>> BEGIN
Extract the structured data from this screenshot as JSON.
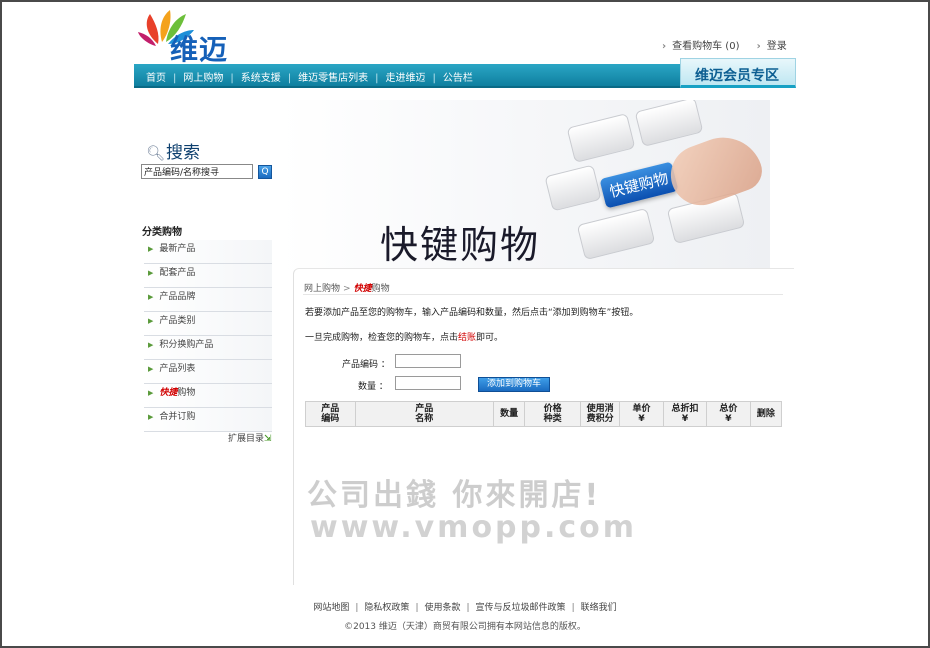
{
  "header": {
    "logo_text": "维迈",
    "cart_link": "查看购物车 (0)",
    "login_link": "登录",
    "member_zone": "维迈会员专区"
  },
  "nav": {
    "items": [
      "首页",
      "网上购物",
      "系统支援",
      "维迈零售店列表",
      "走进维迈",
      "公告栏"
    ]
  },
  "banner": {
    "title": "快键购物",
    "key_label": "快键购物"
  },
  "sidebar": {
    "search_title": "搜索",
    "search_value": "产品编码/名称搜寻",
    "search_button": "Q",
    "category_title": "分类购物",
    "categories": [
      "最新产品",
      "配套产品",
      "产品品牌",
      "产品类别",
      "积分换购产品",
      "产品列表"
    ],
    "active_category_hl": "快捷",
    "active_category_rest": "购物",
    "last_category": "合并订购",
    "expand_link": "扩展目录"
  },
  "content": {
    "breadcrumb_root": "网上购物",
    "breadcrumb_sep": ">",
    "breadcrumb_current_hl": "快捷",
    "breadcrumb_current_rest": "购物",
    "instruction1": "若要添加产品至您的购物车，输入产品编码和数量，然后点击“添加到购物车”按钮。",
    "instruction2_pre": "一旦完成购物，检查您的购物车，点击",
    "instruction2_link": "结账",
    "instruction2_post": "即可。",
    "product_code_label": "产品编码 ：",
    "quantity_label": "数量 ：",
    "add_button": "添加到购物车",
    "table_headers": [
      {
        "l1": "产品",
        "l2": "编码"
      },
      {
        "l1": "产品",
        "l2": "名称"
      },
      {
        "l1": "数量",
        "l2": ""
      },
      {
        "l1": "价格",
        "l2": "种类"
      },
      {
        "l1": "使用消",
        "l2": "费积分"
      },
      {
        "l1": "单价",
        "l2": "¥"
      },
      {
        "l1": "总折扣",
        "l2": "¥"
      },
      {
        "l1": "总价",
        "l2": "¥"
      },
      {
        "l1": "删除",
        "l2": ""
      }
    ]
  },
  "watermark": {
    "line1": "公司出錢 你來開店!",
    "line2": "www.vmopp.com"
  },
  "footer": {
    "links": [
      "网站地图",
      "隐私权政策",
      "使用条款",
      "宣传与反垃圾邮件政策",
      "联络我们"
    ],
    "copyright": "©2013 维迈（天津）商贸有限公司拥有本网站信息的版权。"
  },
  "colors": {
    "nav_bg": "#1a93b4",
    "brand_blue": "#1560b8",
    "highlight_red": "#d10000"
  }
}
>> END
>> BEGIN
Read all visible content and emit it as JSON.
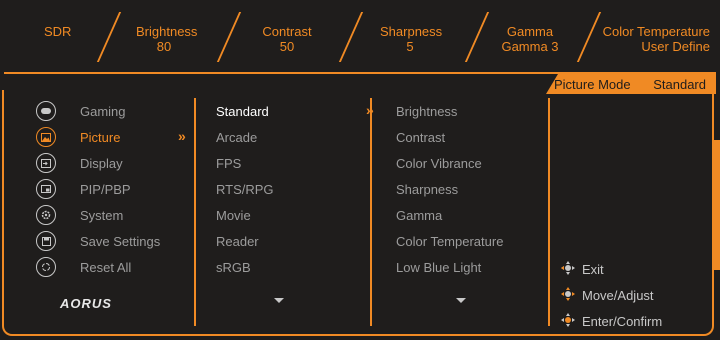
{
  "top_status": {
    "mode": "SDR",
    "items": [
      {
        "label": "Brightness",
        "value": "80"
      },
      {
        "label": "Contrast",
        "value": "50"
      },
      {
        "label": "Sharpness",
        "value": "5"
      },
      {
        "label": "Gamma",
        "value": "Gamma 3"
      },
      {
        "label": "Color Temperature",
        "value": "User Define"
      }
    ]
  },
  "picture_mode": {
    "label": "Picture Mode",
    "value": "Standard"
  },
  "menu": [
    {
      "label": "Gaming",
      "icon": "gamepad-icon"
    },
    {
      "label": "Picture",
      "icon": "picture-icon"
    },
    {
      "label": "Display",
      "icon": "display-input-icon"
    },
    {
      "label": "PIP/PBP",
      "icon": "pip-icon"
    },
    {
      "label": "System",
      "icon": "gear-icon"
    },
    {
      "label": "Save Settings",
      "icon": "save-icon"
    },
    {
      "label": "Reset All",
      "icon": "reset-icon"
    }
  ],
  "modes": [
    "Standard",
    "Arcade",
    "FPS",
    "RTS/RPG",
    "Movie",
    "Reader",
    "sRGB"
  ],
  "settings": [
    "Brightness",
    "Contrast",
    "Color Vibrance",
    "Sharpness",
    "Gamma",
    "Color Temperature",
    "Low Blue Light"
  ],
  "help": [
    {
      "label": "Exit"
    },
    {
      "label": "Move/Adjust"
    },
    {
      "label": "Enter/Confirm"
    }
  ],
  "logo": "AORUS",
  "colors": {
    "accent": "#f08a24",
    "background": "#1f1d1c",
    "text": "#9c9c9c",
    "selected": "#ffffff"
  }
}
>> END
Your objective
Show every line above in which the word "content" occurs.

Finished task
  "content": {
Read all visible content and emit it as JSON.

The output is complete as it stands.